>> Begin Entries supplied
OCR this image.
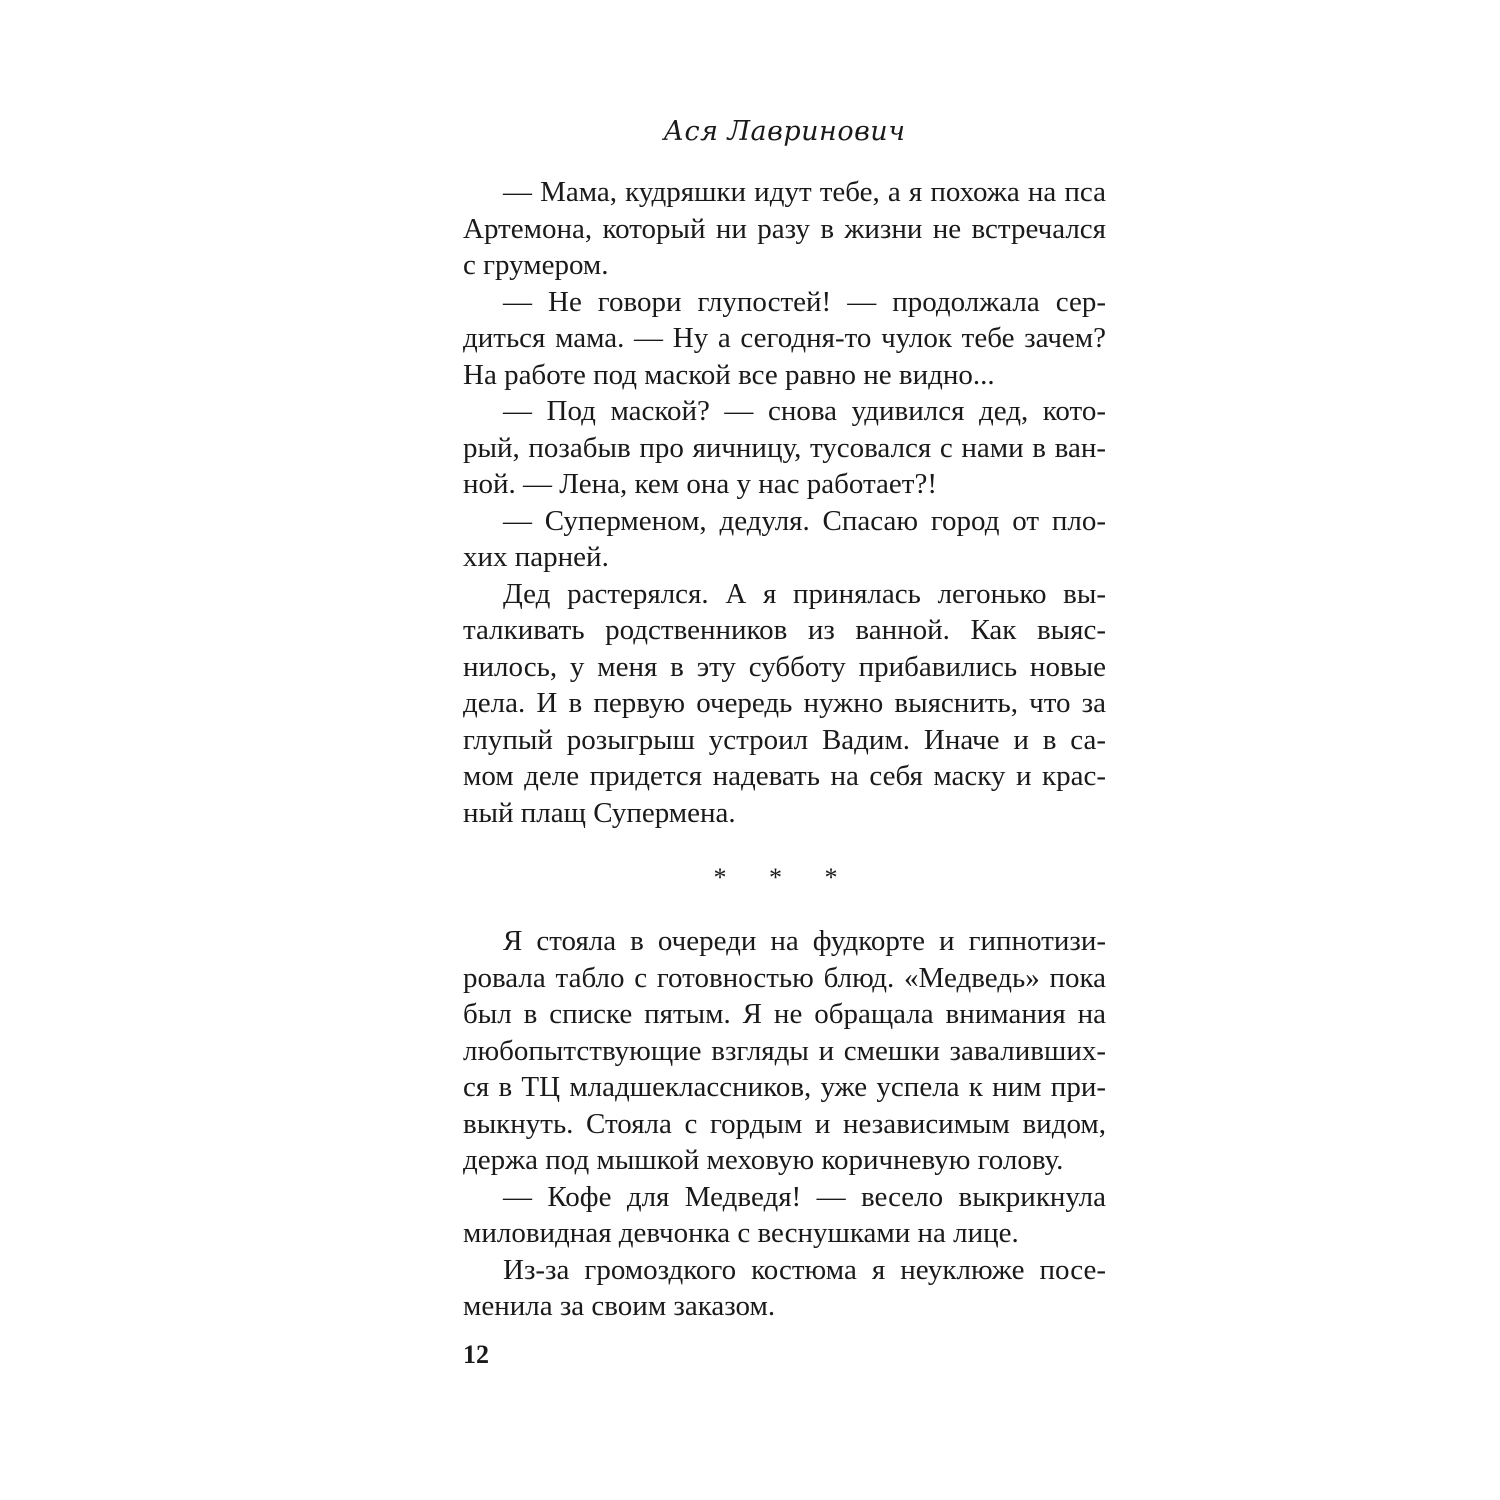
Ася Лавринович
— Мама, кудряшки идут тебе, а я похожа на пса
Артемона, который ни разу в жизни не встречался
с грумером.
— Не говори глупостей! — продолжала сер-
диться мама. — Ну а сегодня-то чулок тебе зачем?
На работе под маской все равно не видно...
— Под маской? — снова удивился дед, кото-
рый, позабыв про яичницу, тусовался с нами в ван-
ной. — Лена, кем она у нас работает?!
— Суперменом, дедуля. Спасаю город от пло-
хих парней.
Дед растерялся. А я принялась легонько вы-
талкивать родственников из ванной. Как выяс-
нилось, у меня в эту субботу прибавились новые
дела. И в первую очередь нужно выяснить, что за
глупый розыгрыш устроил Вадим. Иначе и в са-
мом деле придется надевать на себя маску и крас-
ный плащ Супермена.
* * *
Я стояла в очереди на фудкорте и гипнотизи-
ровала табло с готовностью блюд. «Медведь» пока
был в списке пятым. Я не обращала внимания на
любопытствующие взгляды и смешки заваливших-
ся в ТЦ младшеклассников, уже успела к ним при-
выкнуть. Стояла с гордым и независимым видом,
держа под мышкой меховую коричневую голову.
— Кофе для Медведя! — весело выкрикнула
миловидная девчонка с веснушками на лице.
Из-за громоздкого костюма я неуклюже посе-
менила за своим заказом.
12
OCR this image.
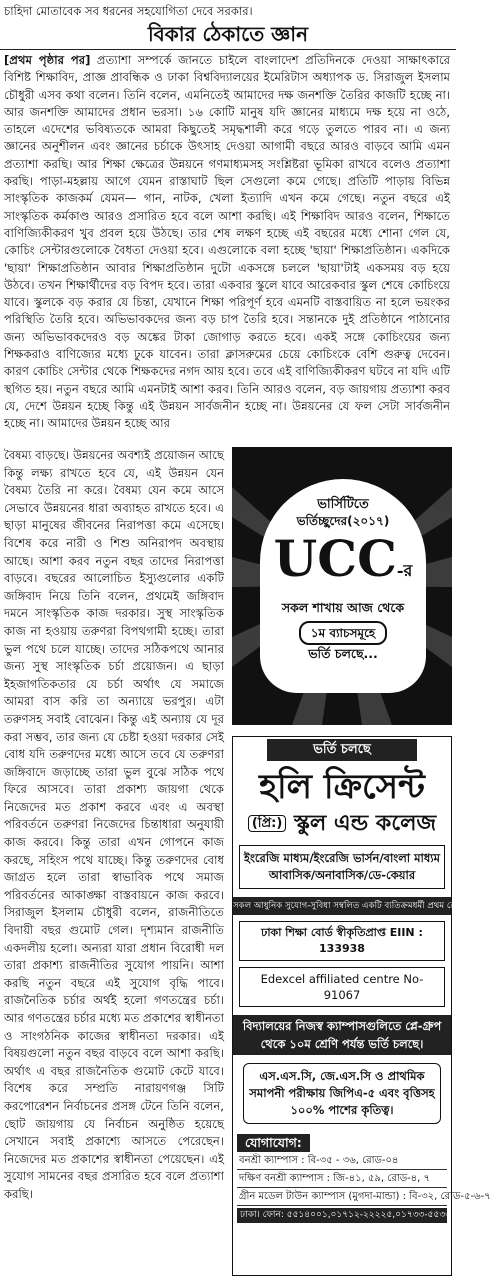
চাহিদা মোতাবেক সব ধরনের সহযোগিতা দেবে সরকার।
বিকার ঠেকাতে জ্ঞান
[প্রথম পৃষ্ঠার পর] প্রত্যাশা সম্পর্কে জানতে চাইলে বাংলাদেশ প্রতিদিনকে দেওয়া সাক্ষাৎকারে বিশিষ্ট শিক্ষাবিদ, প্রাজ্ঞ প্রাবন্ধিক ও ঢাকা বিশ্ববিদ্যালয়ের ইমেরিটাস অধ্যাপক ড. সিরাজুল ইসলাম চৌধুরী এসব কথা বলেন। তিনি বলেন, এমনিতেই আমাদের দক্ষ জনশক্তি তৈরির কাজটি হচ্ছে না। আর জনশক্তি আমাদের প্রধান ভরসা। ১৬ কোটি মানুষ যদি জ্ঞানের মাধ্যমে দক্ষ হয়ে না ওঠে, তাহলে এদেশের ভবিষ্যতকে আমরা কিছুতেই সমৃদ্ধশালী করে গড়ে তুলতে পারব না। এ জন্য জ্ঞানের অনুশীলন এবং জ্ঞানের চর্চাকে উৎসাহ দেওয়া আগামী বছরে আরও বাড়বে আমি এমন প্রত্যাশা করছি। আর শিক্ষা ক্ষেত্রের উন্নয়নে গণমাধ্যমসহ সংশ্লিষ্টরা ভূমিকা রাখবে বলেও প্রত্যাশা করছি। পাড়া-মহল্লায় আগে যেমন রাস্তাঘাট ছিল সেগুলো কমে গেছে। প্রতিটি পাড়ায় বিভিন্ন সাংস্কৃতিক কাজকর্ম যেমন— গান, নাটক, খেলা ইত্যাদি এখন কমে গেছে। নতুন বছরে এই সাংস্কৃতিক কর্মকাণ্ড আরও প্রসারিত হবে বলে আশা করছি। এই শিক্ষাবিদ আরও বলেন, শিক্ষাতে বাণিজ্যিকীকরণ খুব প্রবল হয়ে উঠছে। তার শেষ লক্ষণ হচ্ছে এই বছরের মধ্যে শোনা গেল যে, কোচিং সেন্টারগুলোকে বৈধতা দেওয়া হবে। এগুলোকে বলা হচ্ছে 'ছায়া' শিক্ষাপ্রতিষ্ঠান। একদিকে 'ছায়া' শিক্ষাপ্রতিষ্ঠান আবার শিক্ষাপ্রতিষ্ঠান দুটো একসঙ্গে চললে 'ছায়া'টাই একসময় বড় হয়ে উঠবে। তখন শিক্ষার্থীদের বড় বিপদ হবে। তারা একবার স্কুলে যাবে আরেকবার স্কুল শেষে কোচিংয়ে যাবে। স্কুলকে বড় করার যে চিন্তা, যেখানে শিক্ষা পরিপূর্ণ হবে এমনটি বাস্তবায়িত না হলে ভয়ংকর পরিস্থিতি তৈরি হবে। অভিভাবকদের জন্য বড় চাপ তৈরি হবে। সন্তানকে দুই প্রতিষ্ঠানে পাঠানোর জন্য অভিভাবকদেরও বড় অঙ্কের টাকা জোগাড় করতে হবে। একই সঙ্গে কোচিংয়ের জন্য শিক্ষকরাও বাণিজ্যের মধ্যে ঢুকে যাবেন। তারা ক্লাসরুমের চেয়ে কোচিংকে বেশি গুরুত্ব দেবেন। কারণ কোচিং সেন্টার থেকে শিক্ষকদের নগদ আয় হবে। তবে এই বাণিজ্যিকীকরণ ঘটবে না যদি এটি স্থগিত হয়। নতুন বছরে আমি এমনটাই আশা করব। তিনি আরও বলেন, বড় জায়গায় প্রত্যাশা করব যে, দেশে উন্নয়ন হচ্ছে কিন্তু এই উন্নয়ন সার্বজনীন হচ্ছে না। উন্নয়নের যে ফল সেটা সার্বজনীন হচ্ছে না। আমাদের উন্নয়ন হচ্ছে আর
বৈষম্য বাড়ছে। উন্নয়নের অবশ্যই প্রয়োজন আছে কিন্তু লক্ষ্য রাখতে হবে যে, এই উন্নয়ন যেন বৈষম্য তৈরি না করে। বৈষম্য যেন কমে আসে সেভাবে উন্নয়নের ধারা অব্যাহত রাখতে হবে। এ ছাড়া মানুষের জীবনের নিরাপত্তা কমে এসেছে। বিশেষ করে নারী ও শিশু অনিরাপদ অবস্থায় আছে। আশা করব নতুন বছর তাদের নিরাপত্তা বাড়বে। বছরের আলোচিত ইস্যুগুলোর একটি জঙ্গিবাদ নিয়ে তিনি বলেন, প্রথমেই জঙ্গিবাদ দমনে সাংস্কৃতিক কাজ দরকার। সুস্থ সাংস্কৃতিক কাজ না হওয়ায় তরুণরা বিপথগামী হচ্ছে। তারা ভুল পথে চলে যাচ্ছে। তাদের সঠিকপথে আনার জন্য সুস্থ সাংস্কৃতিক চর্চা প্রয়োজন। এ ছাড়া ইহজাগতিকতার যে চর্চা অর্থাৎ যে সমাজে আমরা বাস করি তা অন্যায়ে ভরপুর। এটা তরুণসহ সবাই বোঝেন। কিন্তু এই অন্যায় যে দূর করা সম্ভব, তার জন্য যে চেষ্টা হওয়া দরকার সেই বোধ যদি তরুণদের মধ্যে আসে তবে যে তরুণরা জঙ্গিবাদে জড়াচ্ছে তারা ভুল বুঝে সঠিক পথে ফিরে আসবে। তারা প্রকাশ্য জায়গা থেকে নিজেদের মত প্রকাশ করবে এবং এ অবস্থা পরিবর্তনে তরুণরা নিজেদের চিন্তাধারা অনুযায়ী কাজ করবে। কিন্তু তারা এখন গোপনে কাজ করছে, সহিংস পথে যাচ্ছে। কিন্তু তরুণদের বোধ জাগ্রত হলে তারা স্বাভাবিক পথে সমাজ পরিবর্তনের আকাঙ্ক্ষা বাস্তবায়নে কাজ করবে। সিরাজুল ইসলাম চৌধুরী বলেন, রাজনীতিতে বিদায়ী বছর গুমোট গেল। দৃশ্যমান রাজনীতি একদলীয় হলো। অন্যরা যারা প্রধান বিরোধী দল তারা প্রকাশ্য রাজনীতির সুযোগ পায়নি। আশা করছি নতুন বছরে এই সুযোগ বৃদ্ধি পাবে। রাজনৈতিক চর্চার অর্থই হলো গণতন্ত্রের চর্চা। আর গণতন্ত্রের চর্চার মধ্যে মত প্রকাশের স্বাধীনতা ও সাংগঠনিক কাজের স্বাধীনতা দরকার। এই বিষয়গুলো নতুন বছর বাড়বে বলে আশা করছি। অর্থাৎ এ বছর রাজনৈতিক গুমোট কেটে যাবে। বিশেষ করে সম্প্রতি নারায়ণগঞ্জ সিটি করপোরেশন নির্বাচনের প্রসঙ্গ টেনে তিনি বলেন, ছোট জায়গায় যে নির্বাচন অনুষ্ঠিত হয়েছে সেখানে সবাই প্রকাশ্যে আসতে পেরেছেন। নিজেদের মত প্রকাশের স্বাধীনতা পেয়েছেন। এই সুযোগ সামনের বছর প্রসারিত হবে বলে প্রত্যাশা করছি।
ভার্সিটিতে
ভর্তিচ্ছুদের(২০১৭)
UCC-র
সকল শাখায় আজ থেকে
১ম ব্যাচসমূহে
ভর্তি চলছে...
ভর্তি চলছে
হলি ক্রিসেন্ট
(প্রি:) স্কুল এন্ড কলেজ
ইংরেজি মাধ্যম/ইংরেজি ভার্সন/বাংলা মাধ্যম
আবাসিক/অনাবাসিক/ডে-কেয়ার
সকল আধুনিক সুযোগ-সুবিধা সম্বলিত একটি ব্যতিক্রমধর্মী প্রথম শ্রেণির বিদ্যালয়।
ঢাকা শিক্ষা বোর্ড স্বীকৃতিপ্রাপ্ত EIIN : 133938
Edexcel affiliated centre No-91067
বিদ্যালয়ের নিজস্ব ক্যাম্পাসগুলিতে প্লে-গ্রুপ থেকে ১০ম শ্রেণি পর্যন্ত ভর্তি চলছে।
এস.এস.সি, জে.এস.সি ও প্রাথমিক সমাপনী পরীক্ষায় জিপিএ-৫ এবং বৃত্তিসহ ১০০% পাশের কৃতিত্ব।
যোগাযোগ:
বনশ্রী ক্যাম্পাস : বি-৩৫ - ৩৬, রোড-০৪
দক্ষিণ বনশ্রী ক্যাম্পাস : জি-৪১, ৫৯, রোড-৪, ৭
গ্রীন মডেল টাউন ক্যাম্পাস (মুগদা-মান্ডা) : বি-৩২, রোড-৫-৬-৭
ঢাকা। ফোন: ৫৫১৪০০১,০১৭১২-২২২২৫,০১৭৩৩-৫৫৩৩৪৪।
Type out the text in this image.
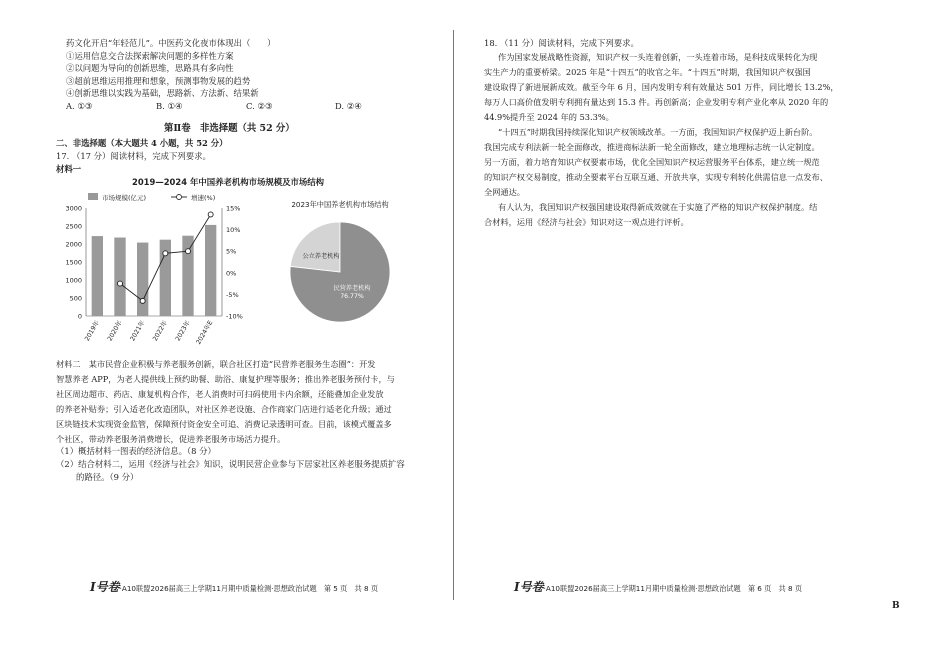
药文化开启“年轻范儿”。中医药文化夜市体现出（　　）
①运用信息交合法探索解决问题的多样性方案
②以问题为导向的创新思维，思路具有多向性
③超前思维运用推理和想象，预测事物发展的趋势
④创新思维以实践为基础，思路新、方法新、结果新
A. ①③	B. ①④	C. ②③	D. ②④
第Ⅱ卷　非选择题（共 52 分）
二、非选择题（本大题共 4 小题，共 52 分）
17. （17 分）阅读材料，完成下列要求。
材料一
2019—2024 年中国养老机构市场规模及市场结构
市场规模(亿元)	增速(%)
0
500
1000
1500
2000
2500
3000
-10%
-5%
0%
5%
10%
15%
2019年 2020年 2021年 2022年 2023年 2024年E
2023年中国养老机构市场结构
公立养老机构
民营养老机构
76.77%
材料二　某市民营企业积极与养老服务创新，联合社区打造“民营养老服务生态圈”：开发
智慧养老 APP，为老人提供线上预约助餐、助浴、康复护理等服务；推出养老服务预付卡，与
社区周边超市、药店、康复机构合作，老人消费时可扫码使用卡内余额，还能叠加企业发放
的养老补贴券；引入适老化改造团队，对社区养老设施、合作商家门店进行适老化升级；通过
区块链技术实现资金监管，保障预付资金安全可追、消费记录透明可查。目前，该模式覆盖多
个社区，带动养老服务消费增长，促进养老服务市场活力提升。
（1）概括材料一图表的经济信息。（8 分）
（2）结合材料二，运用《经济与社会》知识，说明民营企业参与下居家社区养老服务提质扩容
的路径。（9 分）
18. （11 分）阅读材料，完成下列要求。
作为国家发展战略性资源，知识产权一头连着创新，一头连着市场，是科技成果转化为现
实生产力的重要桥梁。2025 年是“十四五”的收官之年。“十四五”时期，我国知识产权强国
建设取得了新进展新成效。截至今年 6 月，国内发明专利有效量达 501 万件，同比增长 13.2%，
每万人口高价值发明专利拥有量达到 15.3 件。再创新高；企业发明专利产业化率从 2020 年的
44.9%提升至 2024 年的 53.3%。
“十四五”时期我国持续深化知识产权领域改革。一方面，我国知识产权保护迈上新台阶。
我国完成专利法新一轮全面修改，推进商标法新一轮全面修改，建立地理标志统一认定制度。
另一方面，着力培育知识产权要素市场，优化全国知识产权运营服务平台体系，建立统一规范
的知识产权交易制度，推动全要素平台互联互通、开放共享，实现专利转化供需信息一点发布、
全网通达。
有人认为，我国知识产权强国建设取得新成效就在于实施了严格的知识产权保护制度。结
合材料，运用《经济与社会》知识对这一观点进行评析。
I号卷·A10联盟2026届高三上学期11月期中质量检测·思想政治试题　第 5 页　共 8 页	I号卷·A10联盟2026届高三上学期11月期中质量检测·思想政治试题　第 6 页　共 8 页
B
>> End Entries supplied
Requirement:
List each line holding the string "тебе".

Task answer:
— Мама, кудряшки идут тебе, а я похожа на пса
диться мама. — Ну а сегодня-то чулок тебе зачем?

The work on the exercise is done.